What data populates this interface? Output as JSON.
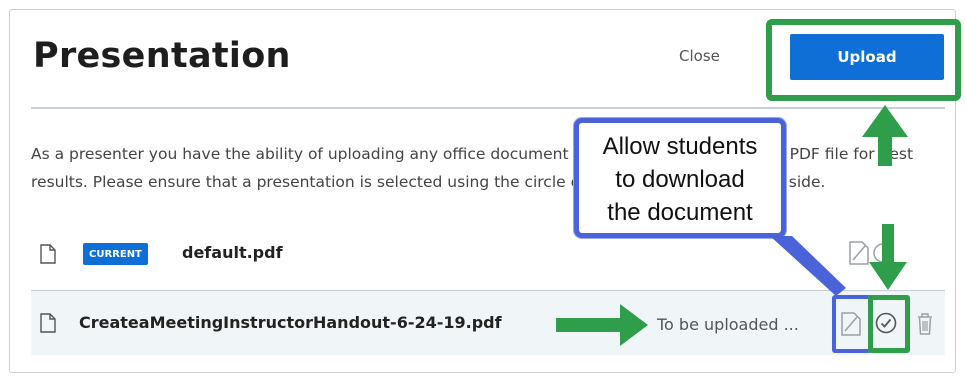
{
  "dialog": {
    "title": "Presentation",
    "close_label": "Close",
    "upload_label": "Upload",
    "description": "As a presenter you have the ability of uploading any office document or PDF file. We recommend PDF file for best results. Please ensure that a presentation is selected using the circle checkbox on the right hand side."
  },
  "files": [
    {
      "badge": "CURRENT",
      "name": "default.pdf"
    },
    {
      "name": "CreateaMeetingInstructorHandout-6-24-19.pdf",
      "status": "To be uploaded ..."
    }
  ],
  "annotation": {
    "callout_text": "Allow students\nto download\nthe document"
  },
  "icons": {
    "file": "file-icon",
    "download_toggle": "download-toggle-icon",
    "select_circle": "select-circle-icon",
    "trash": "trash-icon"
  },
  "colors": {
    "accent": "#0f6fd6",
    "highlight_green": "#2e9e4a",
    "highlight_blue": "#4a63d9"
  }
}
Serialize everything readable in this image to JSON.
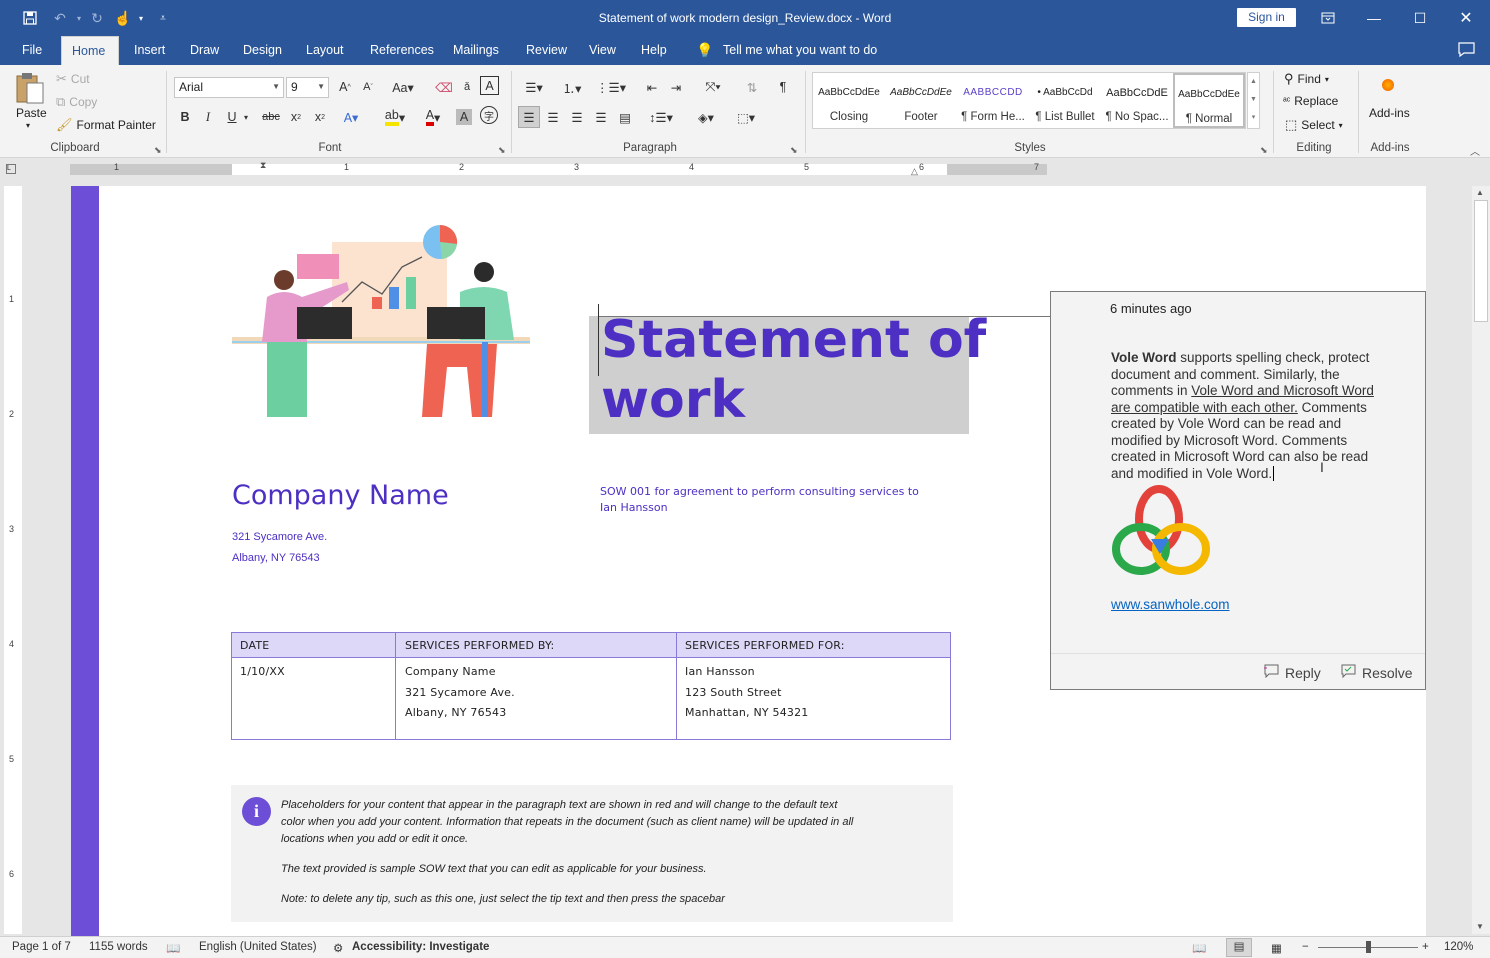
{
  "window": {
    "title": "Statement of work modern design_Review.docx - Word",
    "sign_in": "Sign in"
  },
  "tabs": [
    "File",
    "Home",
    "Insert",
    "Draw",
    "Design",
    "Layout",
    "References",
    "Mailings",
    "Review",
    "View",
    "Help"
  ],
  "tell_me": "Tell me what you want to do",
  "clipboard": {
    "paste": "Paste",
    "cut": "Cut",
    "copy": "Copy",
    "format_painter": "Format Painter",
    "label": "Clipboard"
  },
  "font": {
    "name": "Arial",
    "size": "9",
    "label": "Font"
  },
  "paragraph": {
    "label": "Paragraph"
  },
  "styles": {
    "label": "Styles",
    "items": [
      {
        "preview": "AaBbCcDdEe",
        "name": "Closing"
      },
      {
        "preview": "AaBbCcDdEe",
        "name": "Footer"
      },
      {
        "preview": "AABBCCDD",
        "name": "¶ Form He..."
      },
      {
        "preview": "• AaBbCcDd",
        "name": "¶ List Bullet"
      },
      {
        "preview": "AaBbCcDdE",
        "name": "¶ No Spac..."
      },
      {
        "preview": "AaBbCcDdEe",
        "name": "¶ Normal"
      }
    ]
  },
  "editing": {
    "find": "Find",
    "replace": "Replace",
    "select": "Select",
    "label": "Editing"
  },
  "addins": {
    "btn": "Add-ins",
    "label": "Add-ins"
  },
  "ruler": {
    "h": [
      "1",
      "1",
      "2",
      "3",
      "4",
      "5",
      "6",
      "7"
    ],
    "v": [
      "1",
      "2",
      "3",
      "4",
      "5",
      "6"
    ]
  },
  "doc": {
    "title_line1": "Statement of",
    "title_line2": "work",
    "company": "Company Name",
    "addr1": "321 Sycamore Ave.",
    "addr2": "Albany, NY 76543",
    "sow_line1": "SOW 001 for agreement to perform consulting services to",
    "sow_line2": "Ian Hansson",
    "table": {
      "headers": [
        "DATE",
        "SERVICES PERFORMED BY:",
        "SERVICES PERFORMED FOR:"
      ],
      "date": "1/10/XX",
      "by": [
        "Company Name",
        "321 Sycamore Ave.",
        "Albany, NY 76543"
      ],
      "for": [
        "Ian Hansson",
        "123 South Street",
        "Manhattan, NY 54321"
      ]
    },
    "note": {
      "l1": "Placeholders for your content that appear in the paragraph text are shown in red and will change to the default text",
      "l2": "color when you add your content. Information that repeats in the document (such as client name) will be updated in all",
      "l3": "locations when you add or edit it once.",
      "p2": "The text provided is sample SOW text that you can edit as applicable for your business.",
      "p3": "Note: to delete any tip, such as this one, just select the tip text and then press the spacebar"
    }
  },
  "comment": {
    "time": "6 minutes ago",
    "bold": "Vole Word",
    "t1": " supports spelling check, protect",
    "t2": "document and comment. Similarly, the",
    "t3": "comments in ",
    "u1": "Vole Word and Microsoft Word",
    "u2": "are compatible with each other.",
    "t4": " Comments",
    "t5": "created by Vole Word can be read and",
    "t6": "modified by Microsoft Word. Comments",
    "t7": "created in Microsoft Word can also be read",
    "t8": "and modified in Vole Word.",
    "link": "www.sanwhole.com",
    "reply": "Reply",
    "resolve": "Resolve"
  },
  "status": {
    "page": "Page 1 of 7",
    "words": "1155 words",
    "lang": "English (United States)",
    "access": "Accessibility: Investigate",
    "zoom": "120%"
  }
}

^^^^^^^^

- _What you should do_:
Each record above should be copied character for character, with pictures dropped.

- _Exercise output_:
What data populates this interface? Output as JSON.
{
  "dialog": {
    "title": "Presentation",
    "close_label": "Close",
    "upload_label": "Upload",
    "description": "As a presenter you have the ability of uploading any office document or PDF file. We recommend PDF file for best results. Please ensure that a presentation is selected using the circle checkbox on the right hand side."
  },
  "files": [
    {
      "badge": "CURRENT",
      "name": "default.pdf"
    },
    {
      "name": "CreateaMeetingInstructorHandout-6-24-19.pdf",
      "status": "To be uploaded ..."
    }
  ],
  "annotation": {
    "callout_text": "Allow students\nto download\nthe document"
  },
  "icons": {
    "file": "file-icon",
    "download_toggle": "download-toggle-icon",
    "select_circle": "select-circle-icon",
    "trash": "trash-icon"
  },
  "colors": {
    "accent": "#0f6fd6",
    "highlight_green": "#2e9e4a",
    "highlight_blue": "#4a63d9"
  }
}
Serialize everything readable in this image to JSON.
{
  "window": {
    "title": "Statement of work modern design_Review.docx - Word",
    "sign_in": "Sign in"
  },
  "tabs": [
    "File",
    "Home",
    "Insert",
    "Draw",
    "Design",
    "Layout",
    "References",
    "Mailings",
    "Review",
    "View",
    "Help"
  ],
  "tell_me": "Tell me what you want to do",
  "clipboard": {
    "paste": "Paste",
    "cut": "Cut",
    "copy": "Copy",
    "format_painter": "Format Painter",
    "label": "Clipboard"
  },
  "font": {
    "name": "Arial",
    "size": "9",
    "label": "Font"
  },
  "paragraph": {
    "label": "Paragraph"
  },
  "styles": {
    "label": "Styles",
    "items": [
      {
        "preview": "AaBbCcDdEe",
        "name": "Closing"
      },
      {
        "preview": "AaBbCcDdEe",
        "name": "Footer"
      },
      {
        "preview": "AABBCCDD",
        "name": "¶ Form He..."
      },
      {
        "preview": "• AaBbCcDd",
        "name": "¶ List Bullet"
      },
      {
        "preview": "AaBbCcDdE",
        "name": "¶ No Spac..."
      },
      {
        "preview": "AaBbCcDdEe",
        "name": "¶ Normal"
      }
    ]
  },
  "editing": {
    "find": "Find",
    "replace": "Replace",
    "select": "Select",
    "label": "Editing"
  },
  "addins": {
    "btn": "Add-ins",
    "label": "Add-ins"
  },
  "ruler": {
    "h": [
      "1",
      "1",
      "2",
      "3",
      "4",
      "5",
      "6",
      "7"
    ],
    "v": [
      "1",
      "2",
      "3",
      "4",
      "5",
      "6"
    ]
  },
  "doc": {
    "title_line1": "Statement of",
    "title_line2": "work",
    "company": "Company Name",
    "addr1": "321 Sycamore Ave.",
    "addr2": "Albany, NY 76543",
    "sow_line1": "SOW 001 for agreement to perform consulting services to",
    "sow_line2": "Ian Hansson",
    "table": {
      "headers": [
        "DATE",
        "SERVICES PERFORMED BY:",
        "SERVICES PERFORMED FOR:"
      ],
      "date": "1/10/XX",
      "by": [
        "Company Name",
        "321 Sycamore Ave.",
        "Albany, NY 76543"
      ],
      "for": [
        "Ian Hansson",
        "123 South Street",
        "Manhattan, NY 54321"
      ]
    },
    "note": {
      "l1": "Placeholders for your content that appear in the paragraph text are shown in red and will change to the default text",
      "l2": "color when you add your content. Information that repeats in the document (such as client name) will be updated in all",
      "l3": "locations when you add or edit it once.",
      "p2": "The text provided is sample SOW text that you can edit as applicable for your business.",
      "p3": "Note: to delete any tip, such as this one, just select the tip text and then press the spacebar"
    }
  },
  "comment": {
    "time": "6 minutes ago",
    "bold": "Vole Word",
    "t1": " supports spelling check, protect",
    "t2": "document and comment. Similarly, the",
    "t3": "comments in ",
    "u1": "Vole Word and Microsoft Word",
    "u2": "are compatible with each other.",
    "t4": " Comments",
    "t5": "created by Vole Word can be read and",
    "t6": "modified by Microsoft Word. Comments",
    "t7": "created in Microsoft Word can also be read",
    "t8": "and modified in Vole Word.",
    "link": "www.sanwhole.com",
    "reply": "Reply",
    "resolve": "Resolve"
  },
  "status": {
    "page": "Page 1 of 7",
    "words": "1155 words",
    "lang": "English (United States)",
    "access": "Accessibility: Investigate",
    "zoom": "120%"
  }
}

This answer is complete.